▶ Stated problem:
Check each line of the material below, and copy it if it holds the string "field".

::::::::::

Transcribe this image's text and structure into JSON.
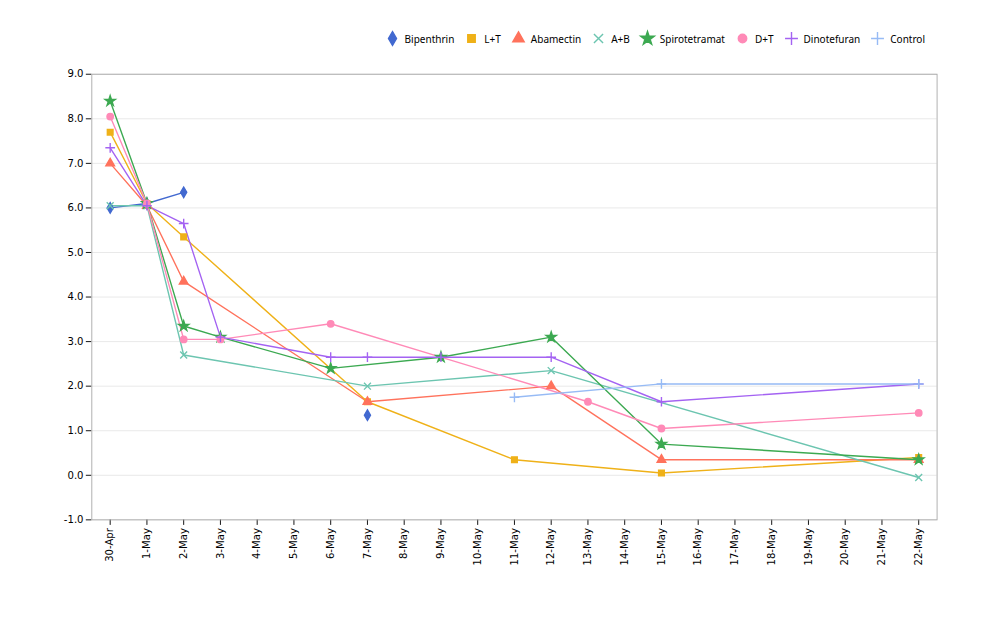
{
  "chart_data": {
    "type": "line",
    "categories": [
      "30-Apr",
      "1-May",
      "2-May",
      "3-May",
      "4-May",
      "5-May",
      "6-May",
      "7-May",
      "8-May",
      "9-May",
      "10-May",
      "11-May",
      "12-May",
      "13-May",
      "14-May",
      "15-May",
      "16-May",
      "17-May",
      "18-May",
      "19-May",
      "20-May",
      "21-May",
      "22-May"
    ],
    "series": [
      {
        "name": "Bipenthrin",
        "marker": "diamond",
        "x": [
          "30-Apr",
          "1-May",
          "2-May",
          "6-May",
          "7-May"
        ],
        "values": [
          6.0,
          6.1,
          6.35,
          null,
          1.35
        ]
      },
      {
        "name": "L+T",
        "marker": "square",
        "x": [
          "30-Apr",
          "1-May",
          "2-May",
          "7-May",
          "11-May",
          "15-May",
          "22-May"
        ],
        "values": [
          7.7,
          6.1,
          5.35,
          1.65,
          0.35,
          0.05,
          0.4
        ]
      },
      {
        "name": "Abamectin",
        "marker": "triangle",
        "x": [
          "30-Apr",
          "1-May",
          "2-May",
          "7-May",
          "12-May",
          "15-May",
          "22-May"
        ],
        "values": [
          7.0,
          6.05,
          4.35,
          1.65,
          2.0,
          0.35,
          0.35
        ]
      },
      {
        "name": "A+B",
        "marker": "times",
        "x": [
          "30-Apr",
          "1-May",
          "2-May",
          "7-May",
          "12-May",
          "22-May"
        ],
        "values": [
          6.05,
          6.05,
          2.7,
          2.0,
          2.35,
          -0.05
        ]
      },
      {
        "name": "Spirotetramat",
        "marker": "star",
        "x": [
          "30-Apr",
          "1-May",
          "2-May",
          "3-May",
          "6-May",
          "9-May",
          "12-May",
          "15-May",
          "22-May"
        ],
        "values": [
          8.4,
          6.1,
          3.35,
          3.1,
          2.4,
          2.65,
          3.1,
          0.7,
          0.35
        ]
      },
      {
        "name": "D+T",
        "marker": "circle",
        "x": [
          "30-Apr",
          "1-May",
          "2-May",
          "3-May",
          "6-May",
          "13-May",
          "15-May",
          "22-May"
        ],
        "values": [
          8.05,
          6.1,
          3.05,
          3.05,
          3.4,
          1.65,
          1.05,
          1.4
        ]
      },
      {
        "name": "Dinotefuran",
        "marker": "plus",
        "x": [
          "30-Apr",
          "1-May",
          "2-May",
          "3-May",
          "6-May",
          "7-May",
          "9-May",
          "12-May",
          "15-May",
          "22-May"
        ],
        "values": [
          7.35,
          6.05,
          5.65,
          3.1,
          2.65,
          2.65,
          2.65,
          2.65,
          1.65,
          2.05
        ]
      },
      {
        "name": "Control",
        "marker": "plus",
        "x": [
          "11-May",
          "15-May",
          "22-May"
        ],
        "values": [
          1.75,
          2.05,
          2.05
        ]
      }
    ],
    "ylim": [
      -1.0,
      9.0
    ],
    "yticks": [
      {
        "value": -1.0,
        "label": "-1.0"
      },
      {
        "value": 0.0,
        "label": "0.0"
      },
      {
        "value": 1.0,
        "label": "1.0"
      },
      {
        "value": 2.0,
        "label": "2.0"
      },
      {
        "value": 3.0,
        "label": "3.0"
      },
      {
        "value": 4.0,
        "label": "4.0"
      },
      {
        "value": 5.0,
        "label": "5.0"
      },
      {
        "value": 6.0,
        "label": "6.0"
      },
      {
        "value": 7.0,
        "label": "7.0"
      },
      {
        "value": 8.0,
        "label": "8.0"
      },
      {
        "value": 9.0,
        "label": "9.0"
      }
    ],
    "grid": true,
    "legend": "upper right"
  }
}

::::::::::

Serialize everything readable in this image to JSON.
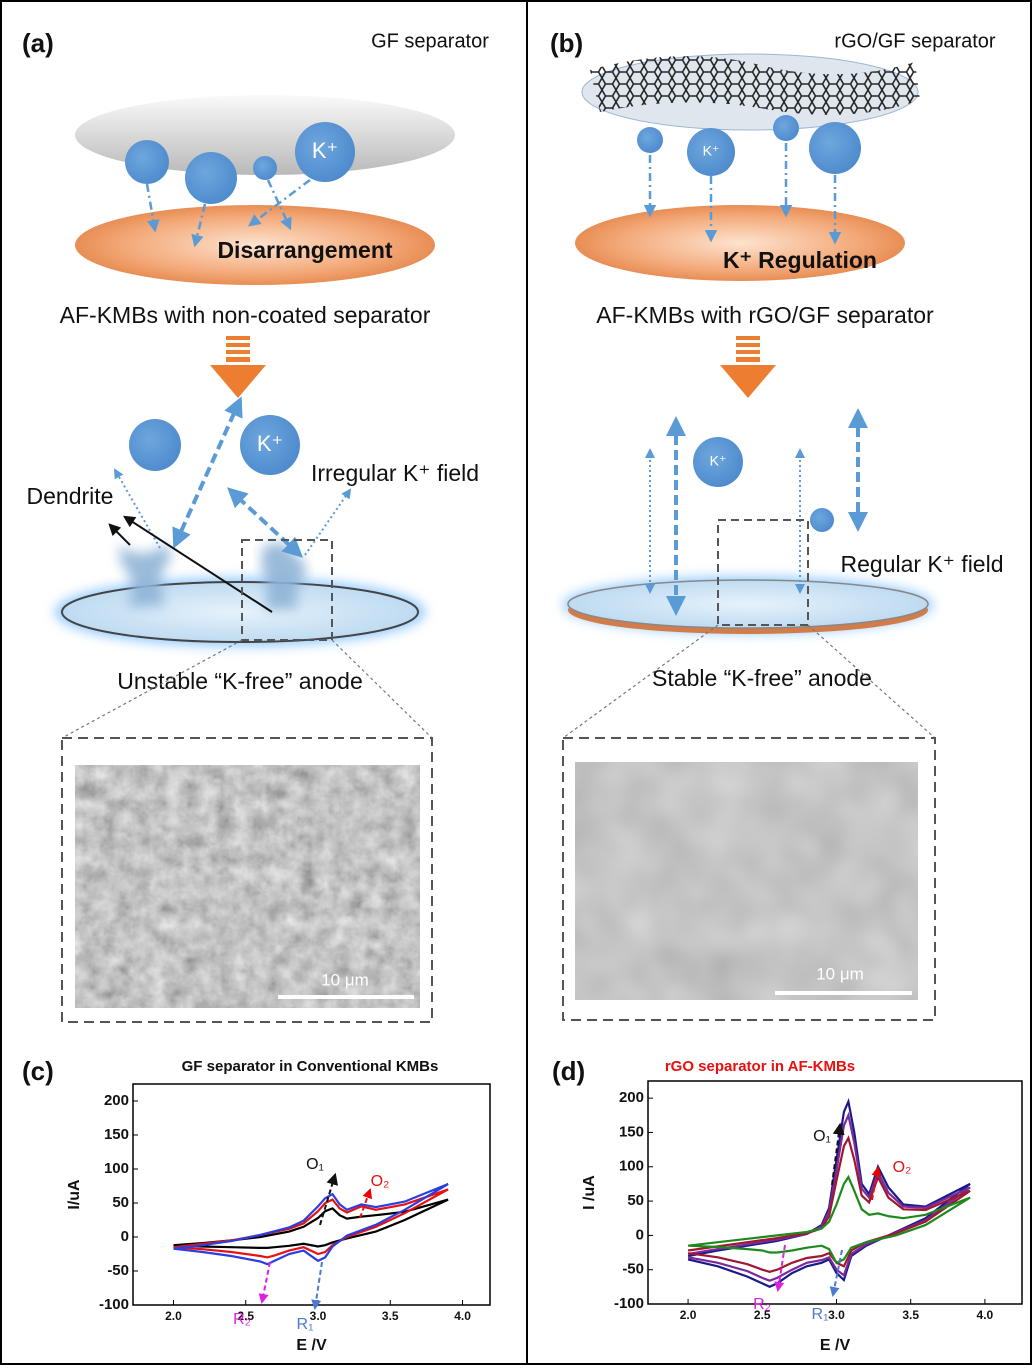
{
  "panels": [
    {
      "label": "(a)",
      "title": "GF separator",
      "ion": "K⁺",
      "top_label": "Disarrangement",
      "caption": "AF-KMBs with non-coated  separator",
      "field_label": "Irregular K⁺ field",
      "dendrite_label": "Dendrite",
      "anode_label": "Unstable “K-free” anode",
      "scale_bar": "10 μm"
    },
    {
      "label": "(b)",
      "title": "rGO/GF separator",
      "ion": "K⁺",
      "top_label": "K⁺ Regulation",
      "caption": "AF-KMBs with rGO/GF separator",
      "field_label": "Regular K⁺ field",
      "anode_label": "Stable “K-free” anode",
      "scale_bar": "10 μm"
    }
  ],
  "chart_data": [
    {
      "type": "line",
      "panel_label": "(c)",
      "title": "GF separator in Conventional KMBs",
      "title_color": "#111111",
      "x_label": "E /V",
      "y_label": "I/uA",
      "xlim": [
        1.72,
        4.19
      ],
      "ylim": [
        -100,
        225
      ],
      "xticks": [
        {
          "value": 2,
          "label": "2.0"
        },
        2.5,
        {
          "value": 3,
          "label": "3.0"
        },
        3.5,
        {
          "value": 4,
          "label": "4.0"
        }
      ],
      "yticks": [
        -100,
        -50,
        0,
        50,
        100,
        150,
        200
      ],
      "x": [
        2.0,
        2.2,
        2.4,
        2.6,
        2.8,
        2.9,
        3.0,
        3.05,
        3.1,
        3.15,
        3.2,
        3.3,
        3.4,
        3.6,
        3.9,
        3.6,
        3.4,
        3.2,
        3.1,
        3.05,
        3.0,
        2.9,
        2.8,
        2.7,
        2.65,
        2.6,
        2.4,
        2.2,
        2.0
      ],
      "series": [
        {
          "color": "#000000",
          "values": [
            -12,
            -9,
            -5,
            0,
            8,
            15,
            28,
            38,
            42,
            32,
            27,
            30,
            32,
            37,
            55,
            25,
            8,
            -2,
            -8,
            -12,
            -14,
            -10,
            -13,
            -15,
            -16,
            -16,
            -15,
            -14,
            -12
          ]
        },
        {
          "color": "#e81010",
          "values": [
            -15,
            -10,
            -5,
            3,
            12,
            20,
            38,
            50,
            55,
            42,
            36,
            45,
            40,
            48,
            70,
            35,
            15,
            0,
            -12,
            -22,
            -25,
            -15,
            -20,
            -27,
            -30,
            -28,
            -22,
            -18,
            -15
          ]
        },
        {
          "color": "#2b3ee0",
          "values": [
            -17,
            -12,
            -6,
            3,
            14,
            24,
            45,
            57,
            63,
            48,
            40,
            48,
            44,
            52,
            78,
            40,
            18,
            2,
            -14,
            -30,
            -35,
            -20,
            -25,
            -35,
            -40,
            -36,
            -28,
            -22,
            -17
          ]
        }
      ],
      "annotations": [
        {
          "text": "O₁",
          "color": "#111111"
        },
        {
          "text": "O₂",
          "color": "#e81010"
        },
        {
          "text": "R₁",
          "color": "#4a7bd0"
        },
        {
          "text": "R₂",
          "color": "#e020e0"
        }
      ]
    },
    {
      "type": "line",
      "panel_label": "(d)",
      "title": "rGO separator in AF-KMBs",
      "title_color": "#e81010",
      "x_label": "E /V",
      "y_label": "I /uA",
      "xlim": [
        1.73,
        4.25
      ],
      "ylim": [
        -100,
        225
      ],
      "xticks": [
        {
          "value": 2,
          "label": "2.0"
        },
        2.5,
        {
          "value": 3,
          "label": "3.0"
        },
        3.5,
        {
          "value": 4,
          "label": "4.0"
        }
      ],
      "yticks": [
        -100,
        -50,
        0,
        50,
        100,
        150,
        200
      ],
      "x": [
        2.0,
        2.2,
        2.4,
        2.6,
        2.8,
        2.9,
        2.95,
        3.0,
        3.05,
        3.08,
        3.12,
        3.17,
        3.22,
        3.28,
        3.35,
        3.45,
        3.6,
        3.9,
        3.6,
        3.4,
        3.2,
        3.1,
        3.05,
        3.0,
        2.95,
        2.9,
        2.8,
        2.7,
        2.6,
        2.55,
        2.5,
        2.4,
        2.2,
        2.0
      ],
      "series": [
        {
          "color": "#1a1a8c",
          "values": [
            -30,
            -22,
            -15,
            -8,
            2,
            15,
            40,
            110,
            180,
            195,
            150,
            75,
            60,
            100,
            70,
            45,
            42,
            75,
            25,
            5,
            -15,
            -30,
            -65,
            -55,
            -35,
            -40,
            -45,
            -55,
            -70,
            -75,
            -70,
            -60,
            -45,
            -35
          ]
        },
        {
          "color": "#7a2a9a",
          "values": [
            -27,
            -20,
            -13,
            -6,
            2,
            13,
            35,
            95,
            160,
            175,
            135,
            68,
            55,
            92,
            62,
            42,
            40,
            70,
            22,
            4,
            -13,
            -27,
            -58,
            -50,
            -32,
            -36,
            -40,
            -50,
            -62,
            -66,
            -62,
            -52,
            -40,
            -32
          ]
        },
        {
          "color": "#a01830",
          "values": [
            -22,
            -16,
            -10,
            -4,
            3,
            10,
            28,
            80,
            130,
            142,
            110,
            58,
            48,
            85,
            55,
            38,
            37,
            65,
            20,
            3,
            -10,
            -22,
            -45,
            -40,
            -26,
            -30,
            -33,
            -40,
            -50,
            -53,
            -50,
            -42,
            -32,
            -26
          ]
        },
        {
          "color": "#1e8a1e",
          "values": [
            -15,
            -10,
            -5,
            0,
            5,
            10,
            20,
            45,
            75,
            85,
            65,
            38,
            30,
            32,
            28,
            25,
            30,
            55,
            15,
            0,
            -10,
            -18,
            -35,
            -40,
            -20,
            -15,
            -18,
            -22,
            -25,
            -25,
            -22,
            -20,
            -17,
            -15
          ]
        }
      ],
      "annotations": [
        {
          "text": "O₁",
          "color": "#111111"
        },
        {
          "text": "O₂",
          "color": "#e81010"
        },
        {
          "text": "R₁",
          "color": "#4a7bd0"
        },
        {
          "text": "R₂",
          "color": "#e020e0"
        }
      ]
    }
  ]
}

::::::::::

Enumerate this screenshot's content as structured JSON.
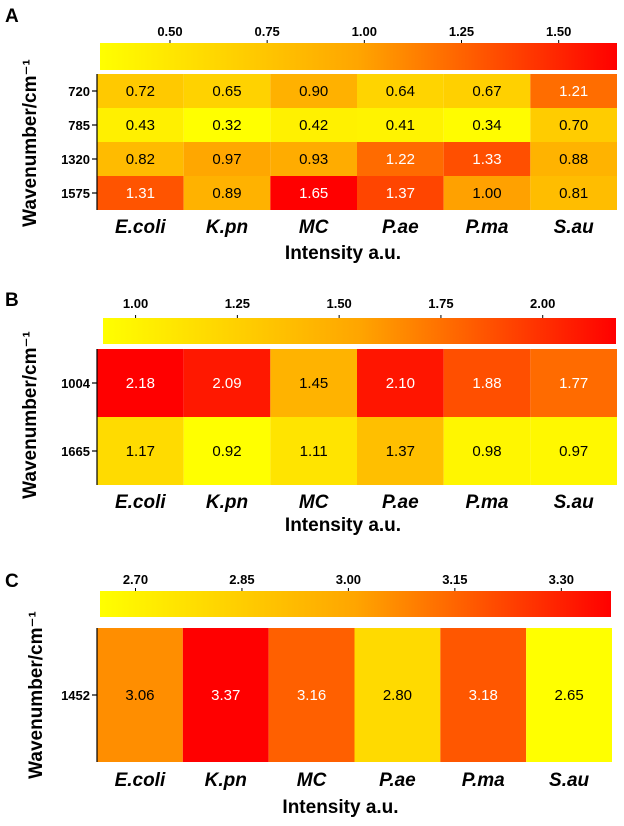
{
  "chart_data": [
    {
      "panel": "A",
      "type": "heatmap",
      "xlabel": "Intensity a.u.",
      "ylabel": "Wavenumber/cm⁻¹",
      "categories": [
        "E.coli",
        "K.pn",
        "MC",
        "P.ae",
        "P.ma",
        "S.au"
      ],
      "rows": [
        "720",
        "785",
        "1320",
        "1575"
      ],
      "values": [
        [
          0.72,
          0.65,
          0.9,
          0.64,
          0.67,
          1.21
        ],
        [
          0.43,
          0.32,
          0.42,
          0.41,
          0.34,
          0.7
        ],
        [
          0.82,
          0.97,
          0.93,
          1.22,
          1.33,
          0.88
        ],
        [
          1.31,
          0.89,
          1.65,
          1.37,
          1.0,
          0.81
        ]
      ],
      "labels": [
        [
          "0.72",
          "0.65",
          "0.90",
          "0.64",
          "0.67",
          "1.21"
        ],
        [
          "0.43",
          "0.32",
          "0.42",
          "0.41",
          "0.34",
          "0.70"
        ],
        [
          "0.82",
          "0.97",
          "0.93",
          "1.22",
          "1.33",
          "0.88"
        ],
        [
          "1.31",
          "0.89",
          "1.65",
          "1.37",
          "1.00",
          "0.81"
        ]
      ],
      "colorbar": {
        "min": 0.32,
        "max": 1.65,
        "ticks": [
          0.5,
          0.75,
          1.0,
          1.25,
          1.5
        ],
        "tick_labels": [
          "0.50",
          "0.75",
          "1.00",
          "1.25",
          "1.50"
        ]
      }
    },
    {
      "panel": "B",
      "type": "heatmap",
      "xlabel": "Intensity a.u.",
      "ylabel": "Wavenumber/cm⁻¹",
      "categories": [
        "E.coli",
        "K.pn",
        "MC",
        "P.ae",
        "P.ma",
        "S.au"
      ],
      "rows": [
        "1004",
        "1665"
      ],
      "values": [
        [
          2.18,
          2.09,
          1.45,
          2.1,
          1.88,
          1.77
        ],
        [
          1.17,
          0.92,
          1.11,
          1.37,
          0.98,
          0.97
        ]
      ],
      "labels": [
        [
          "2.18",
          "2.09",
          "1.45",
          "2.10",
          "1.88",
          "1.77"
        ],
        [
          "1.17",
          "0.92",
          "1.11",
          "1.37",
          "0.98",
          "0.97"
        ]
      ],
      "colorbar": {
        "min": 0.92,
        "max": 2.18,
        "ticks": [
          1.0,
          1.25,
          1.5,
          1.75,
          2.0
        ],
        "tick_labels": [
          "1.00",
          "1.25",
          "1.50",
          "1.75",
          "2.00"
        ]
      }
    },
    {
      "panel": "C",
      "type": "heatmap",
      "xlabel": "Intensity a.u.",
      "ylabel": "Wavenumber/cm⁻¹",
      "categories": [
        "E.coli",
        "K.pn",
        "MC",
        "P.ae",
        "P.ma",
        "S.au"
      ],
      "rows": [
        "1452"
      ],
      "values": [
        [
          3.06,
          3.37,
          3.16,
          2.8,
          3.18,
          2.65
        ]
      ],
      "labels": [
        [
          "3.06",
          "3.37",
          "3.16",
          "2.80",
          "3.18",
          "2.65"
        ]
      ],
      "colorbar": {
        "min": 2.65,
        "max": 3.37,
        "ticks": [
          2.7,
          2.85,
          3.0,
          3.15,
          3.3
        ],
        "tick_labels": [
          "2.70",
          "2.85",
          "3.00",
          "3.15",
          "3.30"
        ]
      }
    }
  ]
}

::::::::::

▶ Complete output:
      "field_label": "Irregular K⁺ field",
      "field_label": "Regular K⁺ field",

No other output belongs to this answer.